## BEGIN

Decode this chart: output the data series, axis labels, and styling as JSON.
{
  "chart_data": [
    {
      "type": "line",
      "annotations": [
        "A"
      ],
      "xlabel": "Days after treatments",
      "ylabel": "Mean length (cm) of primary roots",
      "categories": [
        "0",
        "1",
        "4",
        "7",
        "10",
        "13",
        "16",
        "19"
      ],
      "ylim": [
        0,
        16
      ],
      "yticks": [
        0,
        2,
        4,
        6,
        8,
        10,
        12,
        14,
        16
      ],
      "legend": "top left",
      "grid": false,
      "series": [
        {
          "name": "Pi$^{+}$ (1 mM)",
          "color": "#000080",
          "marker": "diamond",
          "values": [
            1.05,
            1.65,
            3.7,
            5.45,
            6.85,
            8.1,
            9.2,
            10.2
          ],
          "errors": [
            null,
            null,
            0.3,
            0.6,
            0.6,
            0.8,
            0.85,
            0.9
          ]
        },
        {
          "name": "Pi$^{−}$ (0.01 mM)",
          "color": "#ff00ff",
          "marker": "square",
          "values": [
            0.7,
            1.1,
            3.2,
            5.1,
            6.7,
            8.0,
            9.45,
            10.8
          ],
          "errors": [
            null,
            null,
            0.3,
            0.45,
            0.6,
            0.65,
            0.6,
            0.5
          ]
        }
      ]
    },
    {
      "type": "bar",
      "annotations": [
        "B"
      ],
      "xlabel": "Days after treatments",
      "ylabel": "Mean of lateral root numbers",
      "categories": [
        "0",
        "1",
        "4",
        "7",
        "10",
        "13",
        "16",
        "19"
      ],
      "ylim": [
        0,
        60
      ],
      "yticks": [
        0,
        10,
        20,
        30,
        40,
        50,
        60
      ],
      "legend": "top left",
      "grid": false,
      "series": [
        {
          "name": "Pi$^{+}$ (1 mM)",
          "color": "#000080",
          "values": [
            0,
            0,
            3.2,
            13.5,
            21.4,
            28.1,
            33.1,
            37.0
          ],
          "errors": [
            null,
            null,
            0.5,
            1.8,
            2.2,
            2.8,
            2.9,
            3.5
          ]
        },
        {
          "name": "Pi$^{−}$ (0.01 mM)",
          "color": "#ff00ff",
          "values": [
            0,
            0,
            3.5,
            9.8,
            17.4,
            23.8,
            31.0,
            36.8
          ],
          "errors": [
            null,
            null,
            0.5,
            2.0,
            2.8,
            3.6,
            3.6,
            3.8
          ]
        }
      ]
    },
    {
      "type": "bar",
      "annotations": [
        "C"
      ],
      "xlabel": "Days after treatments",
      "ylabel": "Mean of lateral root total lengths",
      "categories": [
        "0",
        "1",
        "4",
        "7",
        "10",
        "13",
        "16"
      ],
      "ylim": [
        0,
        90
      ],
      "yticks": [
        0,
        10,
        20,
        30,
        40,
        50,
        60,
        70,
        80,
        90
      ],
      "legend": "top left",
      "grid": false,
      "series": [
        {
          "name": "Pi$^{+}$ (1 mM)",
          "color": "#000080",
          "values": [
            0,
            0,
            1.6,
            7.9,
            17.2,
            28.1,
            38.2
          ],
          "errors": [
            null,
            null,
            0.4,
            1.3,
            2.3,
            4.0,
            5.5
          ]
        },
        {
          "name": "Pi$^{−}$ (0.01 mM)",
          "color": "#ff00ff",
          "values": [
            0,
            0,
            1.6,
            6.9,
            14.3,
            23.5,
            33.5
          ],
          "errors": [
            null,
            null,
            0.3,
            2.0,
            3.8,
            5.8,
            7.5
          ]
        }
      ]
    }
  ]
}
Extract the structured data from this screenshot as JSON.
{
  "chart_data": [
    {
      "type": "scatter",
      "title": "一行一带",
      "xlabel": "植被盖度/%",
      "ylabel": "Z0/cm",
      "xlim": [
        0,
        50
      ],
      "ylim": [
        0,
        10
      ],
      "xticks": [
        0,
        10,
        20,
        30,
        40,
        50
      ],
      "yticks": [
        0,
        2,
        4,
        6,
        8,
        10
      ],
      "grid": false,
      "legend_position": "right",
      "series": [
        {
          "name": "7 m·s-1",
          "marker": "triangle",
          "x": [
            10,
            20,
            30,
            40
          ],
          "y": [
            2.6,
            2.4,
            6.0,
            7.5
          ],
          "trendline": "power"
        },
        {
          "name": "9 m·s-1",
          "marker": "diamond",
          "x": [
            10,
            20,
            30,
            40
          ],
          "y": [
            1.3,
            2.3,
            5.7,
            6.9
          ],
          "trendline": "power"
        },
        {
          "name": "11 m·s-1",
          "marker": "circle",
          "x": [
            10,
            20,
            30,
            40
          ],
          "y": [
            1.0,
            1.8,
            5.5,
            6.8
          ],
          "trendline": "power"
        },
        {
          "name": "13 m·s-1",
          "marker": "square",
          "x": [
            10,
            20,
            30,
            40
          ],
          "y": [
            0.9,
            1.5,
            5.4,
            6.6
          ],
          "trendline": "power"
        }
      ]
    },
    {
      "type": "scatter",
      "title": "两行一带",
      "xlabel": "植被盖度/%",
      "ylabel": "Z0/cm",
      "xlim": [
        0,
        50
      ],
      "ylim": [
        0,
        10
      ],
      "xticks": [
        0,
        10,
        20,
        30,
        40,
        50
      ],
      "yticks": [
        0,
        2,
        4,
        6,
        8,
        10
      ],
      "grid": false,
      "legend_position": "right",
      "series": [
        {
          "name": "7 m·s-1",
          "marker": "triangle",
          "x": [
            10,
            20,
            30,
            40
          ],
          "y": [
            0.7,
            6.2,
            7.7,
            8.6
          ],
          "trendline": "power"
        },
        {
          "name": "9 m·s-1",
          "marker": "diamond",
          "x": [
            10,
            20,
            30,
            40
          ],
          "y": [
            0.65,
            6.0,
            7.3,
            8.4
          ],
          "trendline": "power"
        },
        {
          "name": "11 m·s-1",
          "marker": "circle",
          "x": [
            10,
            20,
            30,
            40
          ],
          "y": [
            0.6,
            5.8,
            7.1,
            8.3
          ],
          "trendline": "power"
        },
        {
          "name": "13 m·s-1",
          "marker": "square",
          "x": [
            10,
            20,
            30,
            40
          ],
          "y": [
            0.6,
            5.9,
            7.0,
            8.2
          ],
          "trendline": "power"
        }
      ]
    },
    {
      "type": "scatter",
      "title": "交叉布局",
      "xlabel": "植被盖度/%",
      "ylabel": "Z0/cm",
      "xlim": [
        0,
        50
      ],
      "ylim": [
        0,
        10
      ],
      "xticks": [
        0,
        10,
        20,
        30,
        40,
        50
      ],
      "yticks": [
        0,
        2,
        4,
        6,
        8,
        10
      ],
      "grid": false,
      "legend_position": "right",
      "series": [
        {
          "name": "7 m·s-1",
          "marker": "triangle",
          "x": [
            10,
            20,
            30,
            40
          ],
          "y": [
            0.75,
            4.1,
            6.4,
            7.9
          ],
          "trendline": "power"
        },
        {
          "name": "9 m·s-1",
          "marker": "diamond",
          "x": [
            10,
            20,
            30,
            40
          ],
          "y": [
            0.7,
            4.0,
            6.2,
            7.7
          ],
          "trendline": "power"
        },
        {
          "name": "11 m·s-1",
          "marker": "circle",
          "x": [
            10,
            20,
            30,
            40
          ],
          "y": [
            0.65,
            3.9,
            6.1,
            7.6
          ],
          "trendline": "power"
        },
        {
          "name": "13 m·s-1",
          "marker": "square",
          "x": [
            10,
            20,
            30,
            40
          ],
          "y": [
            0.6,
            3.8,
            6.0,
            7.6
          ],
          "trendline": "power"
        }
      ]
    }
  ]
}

## END

Instructions to follow: Repeat the material in full, exactly as it stands.

Solution to this task:
Decode this chart: output the data series, axis labels, and styling as JSON.
{
  "chart_data": [
    {
      "type": "line",
      "annotations": [
        "A"
      ],
      "xlabel": "Days after treatments",
      "ylabel": "Mean length (cm) of primary roots",
      "categories": [
        "0",
        "1",
        "4",
        "7",
        "10",
        "13",
        "16",
        "19"
      ],
      "ylim": [
        0,
        16
      ],
      "yticks": [
        0,
        2,
        4,
        6,
        8,
        10,
        12,
        14,
        16
      ],
      "legend": "top left",
      "grid": false,
      "series": [
        {
          "name": "Pi$^{+}$ (1 mM)",
          "color": "#000080",
          "marker": "diamond",
          "values": [
            1.05,
            1.65,
            3.7,
            5.45,
            6.85,
            8.1,
            9.2,
            10.2
          ],
          "errors": [
            null,
            null,
            0.3,
            0.6,
            0.6,
            0.8,
            0.85,
            0.9
          ]
        },
        {
          "name": "Pi$^{−}$ (0.01 mM)",
          "color": "#ff00ff",
          "marker": "square",
          "values": [
            0.7,
            1.1,
            3.2,
            5.1,
            6.7,
            8.0,
            9.45,
            10.8
          ],
          "errors": [
            null,
            null,
            0.3,
            0.45,
            0.6,
            0.65,
            0.6,
            0.5
          ]
        }
      ]
    },
    {
      "type": "bar",
      "annotations": [
        "B"
      ],
      "xlabel": "Days after treatments",
      "ylabel": "Mean of lateral root numbers",
      "categories": [
        "0",
        "1",
        "4",
        "7",
        "10",
        "13",
        "16",
        "19"
      ],
      "ylim": [
        0,
        60
      ],
      "yticks": [
        0,
        10,
        20,
        30,
        40,
        50,
        60
      ],
      "legend": "top left",
      "grid": false,
      "series": [
        {
          "name": "Pi$^{+}$ (1 mM)",
          "color": "#000080",
          "values": [
            0,
            0,
            3.2,
            13.5,
            21.4,
            28.1,
            33.1,
            37.0
          ],
          "errors": [
            null,
            null,
            0.5,
            1.8,
            2.2,
            2.8,
            2.9,
            3.5
          ]
        },
        {
          "name": "Pi$^{−}$ (0.01 mM)",
          "color": "#ff00ff",
          "values": [
            0,
            0,
            3.5,
            9.8,
            17.4,
            23.8,
            31.0,
            36.8
          ],
          "errors": [
            null,
            null,
            0.5,
            2.0,
            2.8,
            3.6,
            3.6,
            3.8
          ]
        }
      ]
    },
    {
      "type": "bar",
      "annotations": [
        "C"
      ],
      "xlabel": "Days after treatments",
      "ylabel": "Mean of lateral root total lengths",
      "categories": [
        "0",
        "1",
        "4",
        "7",
        "10",
        "13",
        "16"
      ],
      "ylim": [
        0,
        90
      ],
      "yticks": [
        0,
        10,
        20,
        30,
        40,
        50,
        60,
        70,
        80,
        90
      ],
      "legend": "top left",
      "grid": false,
      "series": [
        {
          "name": "Pi$^{+}$ (1 mM)",
          "color": "#000080",
          "values": [
            0,
            0,
            1.6,
            7.9,
            17.2,
            28.1,
            38.2
          ],
          "errors": [
            null,
            null,
            0.4,
            1.3,
            2.3,
            4.0,
            5.5
          ]
        },
        {
          "name": "Pi$^{−}$ (0.01 mM)",
          "color": "#ff00ff",
          "values": [
            0,
            0,
            1.6,
            6.9,
            14.3,
            23.5,
            33.5
          ],
          "errors": [
            null,
            null,
            0.3,
            2.0,
            3.8,
            5.8,
            7.5
          ]
        }
      ]
    }
  ]
}
Extract the structured data from this screenshot as JSON.
{
  "chart_data": [
    {
      "type": "scatter",
      "title": "一行一带",
      "xlabel": "植被盖度/%",
      "ylabel": "Z0/cm",
      "xlim": [
        0,
        50
      ],
      "ylim": [
        0,
        10
      ],
      "xticks": [
        0,
        10,
        20,
        30,
        40,
        50
      ],
      "yticks": [
        0,
        2,
        4,
        6,
        8,
        10
      ],
      "grid": false,
      "legend_position": "right",
      "series": [
        {
          "name": "7 m·s-1",
          "marker": "triangle",
          "x": [
            10,
            20,
            30,
            40
          ],
          "y": [
            2.6,
            2.4,
            6.0,
            7.5
          ],
          "trendline": "power"
        },
        {
          "name": "9 m·s-1",
          "marker": "diamond",
          "x": [
            10,
            20,
            30,
            40
          ],
          "y": [
            1.3,
            2.3,
            5.7,
            6.9
          ],
          "trendline": "power"
        },
        {
          "name": "11 m·s-1",
          "marker": "circle",
          "x": [
            10,
            20,
            30,
            40
          ],
          "y": [
            1.0,
            1.8,
            5.5,
            6.8
          ],
          "trendline": "power"
        },
        {
          "name": "13 m·s-1",
          "marker": "square",
          "x": [
            10,
            20,
            30,
            40
          ],
          "y": [
            0.9,
            1.5,
            5.4,
            6.6
          ],
          "trendline": "power"
        }
      ]
    },
    {
      "type": "scatter",
      "title": "两行一带",
      "xlabel": "植被盖度/%",
      "ylabel": "Z0/cm",
      "xlim": [
        0,
        50
      ],
      "ylim": [
        0,
        10
      ],
      "xticks": [
        0,
        10,
        20,
        30,
        40,
        50
      ],
      "yticks": [
        0,
        2,
        4,
        6,
        8,
        10
      ],
      "grid": false,
      "legend_position": "right",
      "series": [
        {
          "name": "7 m·s-1",
          "marker": "triangle",
          "x": [
            10,
            20,
            30,
            40
          ],
          "y": [
            0.7,
            6.2,
            7.7,
            8.6
          ],
          "trendline": "power"
        },
        {
          "name": "9 m·s-1",
          "marker": "diamond",
          "x": [
            10,
            20,
            30,
            40
          ],
          "y": [
            0.65,
            6.0,
            7.3,
            8.4
          ],
          "trendline": "power"
        },
        {
          "name": "11 m·s-1",
          "marker": "circle",
          "x": [
            10,
            20,
            30,
            40
          ],
          "y": [
            0.6,
            5.8,
            7.1,
            8.3
          ],
          "trendline": "power"
        },
        {
          "name": "13 m·s-1",
          "marker": "square",
          "x": [
            10,
            20,
            30,
            40
          ],
          "y": [
            0.6,
            5.9,
            7.0,
            8.2
          ],
          "trendline": "power"
        }
      ]
    },
    {
      "type": "scatter",
      "title": "交叉布局",
      "xlabel": "植被盖度/%",
      "ylabel": "Z0/cm",
      "xlim": [
        0,
        50
      ],
      "ylim": [
        0,
        10
      ],
      "xticks": [
        0,
        10,
        20,
        30,
        40,
        50
      ],
      "yticks": [
        0,
        2,
        4,
        6,
        8,
        10
      ],
      "grid": false,
      "legend_position": "right",
      "series": [
        {
          "name": "7 m·s-1",
          "marker": "triangle",
          "x": [
            10,
            20,
            30,
            40
          ],
          "y": [
            0.75,
            4.1,
            6.4,
            7.9
          ],
          "trendline": "power"
        },
        {
          "name": "9 m·s-1",
          "marker": "diamond",
          "x": [
            10,
            20,
            30,
            40
          ],
          "y": [
            0.7,
            4.0,
            6.2,
            7.7
          ],
          "trendline": "power"
        },
        {
          "name": "11 m·s-1",
          "marker": "circle",
          "x": [
            10,
            20,
            30,
            40
          ],
          "y": [
            0.65,
            3.9,
            6.1,
            7.6
          ],
          "trendline": "power"
        },
        {
          "name": "13 m·s-1",
          "marker": "square",
          "x": [
            10,
            20,
            30,
            40
          ],
          "y": [
            0.6,
            3.8,
            6.0,
            7.6
          ],
          "trendline": "power"
        }
      ]
    }
  ]
}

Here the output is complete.